__WHAT YOU NEED TO DO__: Take every line from the listing below that includes "Commission" and copy it.

__Source data__:
[BEGIN]

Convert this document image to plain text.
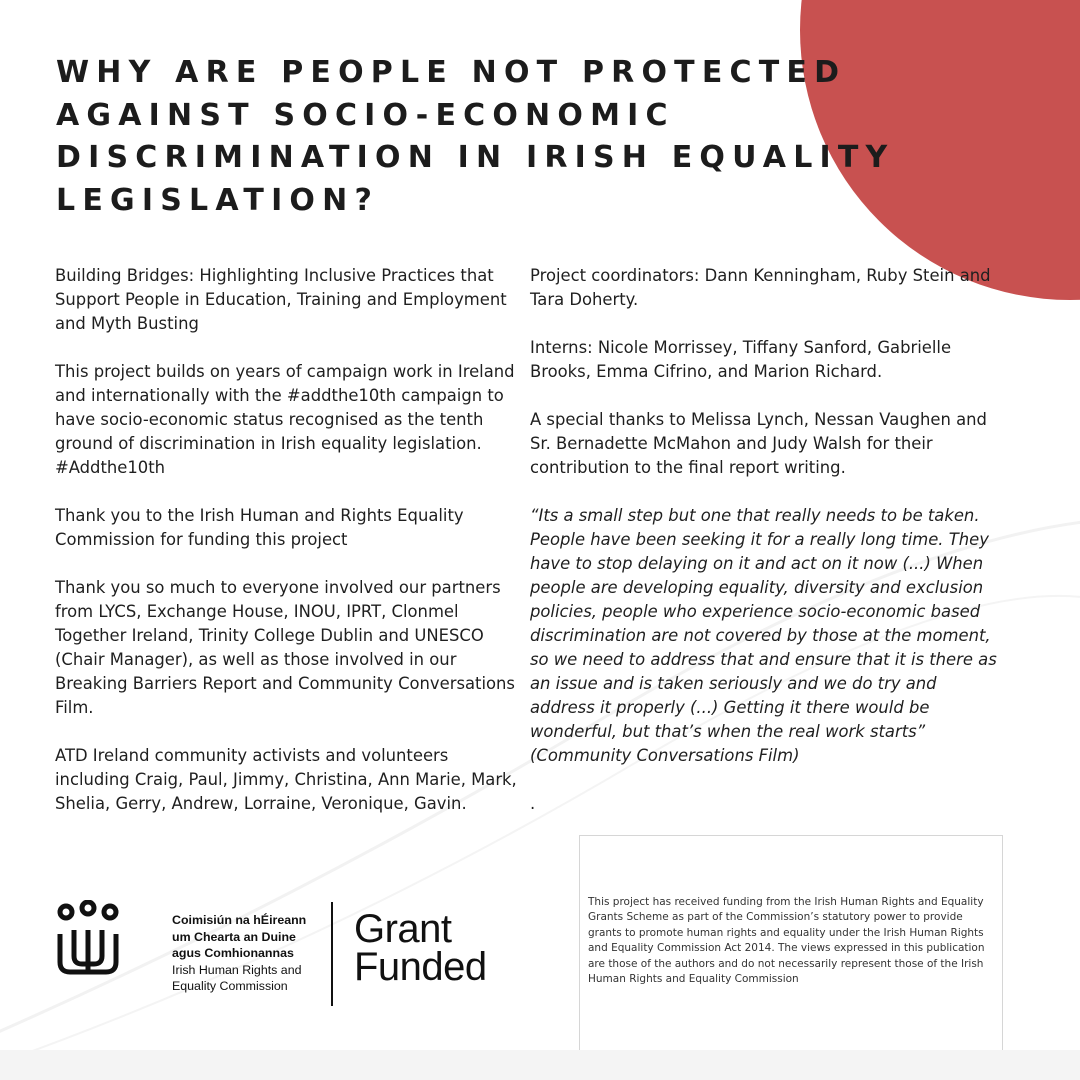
WHY ARE PEOPLE NOT PROTECTED AGAINST SOCIO-ECONOMIC DISCRIMINATION IN IRISH EQUALITY LEGISLATION?

Building Bridges: Highlighting Inclusive Practices that Support People in Education, Training and Employment and Myth Busting

This project builds on years of campaign work in Ireland and internationally with the #addthe10th campaign to have socio-economic status recognised as the tenth ground of discrimination in Irish equality legislation. #Addthe10th

Thank you to the Irish Human and Rights Equality Commission for funding this project

Thank you so much to everyone involved our partners from LYCS, Exchange House, INOU, IPRT, Clonmel Together Ireland, Trinity College Dublin and UNESCO (Chair Manager), as well as those involved in our Breaking Barriers Report and Community Conversations Film.

ATD Ireland community activists and volunteers including Craig, Paul, Jimmy, Christina, Ann Marie, Mark, Shelia, Gerry, Andrew, Lorraine, Veronique, Gavin.

Project coordinators: Dann Kenningham, Ruby Stein and Tara Doherty.

Interns: Nicole Morrissey, Tiffany Sanford, Gabrielle Brooks, Emma Cifrino, and Marion Richard.

A special thanks to Melissa Lynch, Nessan Vaughen and Sr. Bernadette McMahon and Judy Walsh for their contribution to the final report writing.

“Its a small step but one that really needs to be taken. People have been seeking it for a really long time. They have to stop delaying on it and act on it now (...) When people are developing equality, diversity and exclusion policies, people who experience socio-economic based discrimination are not covered by those at the moment, so we need to address that and ensure that it is there as an issue and is taken seriously and we do try and address it properly (...) Getting it there would be wonderful, but that’s when the real work starts” (Community Conversations Film)

.

Coimisiún na hÉireann
um Chearta an Duine
agus Comhionannas
Irish Human Rights and
Equality Commission
Grant
Funded
This project has received funding from the Irish Human Rights and Equality Grants Scheme as part of the Commission’s statutory power to provide grants to promote human rights and equality under the Irish Human Rights and Equality Commission Act 2014. The views expressed in this publication are those of the authors and do not necessarily represent those of the Irish Human Rights and Equality Commission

[END]

__RESPONSE__:
Thank you to the Irish Human and Rights Equality Commission for funding this project
Equality Commission
This project has received funding from the Irish Human Rights and Equality Grants Scheme as part of the Commission’s statutory power to provide grants to promote human rights and equality under the Irish Human Rights and Equality Commission Act 2014. The views expressed in this publication are those of the authors and do not necessarily represent those of the Irish Human Rights and Equality Commission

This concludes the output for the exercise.